Work instructions: Show every line in the records below that contains the word "fără".

Items:
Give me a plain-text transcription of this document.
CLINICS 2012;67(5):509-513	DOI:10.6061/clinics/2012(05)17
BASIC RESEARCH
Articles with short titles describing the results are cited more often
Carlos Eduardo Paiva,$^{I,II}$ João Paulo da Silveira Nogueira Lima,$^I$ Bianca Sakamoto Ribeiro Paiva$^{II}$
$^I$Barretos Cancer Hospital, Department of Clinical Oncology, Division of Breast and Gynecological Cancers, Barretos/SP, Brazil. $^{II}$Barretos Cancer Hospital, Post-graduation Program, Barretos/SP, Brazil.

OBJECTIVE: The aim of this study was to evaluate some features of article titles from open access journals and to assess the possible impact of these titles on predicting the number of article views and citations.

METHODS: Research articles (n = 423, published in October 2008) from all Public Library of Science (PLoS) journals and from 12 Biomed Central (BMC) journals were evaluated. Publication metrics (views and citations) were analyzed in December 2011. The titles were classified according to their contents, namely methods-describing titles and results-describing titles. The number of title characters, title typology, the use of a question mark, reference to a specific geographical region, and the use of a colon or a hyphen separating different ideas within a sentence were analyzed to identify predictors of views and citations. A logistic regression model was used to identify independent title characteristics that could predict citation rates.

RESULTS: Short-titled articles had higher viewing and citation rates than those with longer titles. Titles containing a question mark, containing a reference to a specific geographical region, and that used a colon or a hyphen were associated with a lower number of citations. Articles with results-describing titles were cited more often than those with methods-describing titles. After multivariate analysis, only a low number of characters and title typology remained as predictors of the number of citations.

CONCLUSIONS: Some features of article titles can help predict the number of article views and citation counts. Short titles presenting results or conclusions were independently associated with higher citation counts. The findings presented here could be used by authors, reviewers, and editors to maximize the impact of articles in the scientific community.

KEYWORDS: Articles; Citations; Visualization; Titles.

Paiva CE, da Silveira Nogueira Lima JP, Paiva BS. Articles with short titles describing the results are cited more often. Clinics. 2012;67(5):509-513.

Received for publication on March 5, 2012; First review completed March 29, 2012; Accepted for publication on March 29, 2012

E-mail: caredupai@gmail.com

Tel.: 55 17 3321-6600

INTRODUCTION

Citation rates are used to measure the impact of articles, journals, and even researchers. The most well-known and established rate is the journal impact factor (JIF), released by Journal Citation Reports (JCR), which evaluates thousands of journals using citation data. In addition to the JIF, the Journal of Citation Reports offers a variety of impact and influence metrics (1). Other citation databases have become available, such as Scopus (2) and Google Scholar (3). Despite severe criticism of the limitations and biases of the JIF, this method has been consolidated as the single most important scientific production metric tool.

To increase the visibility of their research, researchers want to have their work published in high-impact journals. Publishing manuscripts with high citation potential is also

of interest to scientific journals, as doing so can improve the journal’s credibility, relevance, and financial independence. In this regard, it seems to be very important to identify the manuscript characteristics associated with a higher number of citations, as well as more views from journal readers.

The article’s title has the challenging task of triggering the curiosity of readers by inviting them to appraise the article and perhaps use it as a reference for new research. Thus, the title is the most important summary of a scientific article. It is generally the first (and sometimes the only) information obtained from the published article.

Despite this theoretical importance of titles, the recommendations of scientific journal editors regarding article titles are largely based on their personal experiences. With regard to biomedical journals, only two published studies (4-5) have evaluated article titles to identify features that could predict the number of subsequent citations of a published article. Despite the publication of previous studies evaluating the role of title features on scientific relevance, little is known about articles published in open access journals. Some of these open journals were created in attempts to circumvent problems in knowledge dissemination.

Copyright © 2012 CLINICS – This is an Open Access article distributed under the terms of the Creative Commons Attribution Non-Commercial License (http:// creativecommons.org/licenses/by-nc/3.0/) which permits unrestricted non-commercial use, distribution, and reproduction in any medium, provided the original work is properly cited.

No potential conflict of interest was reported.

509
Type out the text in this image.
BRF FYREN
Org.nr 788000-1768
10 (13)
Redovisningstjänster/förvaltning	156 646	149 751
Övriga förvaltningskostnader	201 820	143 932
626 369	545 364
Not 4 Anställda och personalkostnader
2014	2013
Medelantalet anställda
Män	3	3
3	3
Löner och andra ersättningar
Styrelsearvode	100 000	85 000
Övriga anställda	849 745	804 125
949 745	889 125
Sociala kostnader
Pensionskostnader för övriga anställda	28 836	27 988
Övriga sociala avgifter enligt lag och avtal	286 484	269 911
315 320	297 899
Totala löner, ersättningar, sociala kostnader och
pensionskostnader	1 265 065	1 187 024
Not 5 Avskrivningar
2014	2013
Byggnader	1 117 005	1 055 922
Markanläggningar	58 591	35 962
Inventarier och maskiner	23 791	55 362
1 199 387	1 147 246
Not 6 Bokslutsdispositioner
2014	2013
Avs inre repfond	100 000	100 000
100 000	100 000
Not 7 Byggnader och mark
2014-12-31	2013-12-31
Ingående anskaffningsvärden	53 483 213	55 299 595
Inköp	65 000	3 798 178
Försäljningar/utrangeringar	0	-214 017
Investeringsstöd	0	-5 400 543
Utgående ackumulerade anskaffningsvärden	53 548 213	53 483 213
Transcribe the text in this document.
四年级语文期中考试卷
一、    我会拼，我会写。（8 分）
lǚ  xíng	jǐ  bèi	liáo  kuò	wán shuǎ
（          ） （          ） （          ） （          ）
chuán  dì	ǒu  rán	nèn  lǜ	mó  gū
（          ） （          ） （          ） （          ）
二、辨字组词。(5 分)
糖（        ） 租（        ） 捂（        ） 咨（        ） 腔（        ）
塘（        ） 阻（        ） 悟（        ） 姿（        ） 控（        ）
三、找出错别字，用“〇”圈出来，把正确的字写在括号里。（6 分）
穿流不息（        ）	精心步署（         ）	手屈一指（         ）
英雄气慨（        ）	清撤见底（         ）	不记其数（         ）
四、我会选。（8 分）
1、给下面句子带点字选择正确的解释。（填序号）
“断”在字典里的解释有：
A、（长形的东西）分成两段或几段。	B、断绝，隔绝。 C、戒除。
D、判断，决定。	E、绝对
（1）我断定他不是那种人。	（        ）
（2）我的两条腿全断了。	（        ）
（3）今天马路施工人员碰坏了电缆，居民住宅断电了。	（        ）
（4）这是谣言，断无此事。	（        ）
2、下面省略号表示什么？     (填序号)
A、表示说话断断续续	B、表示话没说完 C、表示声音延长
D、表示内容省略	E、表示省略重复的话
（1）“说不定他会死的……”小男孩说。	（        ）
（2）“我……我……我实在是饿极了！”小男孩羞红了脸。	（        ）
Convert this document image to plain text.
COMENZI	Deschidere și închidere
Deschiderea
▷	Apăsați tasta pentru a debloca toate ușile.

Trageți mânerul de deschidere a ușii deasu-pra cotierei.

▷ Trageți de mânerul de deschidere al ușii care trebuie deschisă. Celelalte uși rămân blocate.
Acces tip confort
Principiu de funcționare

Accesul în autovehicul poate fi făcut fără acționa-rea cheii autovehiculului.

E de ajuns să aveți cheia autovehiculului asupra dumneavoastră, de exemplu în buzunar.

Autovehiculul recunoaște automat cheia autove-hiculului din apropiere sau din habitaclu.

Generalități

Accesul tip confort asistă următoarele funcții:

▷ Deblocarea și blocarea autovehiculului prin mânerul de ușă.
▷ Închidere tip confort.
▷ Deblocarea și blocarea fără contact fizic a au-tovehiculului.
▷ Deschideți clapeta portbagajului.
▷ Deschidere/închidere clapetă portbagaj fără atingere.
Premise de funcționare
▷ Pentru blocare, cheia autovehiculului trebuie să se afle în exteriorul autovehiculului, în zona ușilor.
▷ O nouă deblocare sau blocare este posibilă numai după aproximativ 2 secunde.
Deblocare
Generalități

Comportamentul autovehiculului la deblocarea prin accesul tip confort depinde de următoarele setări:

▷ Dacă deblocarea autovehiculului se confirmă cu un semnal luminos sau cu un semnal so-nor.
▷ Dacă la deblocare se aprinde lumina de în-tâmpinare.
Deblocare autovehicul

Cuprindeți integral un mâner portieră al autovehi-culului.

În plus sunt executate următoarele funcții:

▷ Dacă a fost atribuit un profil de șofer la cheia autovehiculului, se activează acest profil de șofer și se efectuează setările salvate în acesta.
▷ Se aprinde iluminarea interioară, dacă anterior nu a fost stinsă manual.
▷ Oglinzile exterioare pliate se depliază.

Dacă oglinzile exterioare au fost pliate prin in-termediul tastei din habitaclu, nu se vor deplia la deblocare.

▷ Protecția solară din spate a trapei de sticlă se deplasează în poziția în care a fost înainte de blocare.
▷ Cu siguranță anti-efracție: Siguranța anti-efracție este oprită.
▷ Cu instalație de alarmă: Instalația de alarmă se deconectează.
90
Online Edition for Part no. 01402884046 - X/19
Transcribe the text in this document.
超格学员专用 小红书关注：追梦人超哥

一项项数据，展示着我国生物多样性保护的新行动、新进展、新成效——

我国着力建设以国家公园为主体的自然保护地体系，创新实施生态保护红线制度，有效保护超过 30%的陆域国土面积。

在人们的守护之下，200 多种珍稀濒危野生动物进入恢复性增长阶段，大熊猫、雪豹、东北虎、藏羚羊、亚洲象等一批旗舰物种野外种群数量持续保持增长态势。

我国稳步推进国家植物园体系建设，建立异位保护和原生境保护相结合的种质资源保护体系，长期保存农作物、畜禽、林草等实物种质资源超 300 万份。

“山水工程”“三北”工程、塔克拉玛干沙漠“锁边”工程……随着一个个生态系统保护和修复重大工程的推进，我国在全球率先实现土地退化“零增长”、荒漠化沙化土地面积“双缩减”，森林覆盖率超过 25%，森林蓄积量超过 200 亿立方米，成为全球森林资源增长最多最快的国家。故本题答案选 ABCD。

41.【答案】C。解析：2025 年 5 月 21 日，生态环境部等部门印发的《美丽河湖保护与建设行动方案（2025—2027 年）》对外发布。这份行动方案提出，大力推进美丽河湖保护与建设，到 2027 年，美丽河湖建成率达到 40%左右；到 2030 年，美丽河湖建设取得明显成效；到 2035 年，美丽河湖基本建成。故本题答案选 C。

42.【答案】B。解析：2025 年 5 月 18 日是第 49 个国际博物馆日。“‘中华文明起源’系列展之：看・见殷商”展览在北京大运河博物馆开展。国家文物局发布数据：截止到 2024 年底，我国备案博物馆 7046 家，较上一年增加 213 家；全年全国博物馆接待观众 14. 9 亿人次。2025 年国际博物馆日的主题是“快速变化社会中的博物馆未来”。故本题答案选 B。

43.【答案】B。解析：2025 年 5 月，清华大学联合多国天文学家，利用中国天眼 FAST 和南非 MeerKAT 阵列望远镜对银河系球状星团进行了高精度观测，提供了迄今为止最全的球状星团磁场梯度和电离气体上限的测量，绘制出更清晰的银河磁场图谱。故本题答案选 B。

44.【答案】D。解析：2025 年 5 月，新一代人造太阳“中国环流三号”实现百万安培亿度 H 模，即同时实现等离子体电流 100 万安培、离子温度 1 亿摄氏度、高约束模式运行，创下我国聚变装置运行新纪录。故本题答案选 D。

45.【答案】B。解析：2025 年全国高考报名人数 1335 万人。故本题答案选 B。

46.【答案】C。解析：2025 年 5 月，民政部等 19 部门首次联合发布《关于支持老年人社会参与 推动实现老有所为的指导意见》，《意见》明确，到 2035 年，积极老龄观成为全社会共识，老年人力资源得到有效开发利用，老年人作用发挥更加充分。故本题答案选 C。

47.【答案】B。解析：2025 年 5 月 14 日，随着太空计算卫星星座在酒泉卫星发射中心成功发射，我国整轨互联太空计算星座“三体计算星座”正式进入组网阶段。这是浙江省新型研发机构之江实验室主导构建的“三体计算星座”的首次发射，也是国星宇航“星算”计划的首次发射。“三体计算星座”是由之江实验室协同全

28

Reply to the task:
Accesul în autovehicul poate fi făcut fără acționa-rea cheii autovehiculului.
▷ Deblocarea și blocarea fără contact fizic a au-tovehiculului.
▷ Deschidere/închidere clapetă portbagaj fără atingere.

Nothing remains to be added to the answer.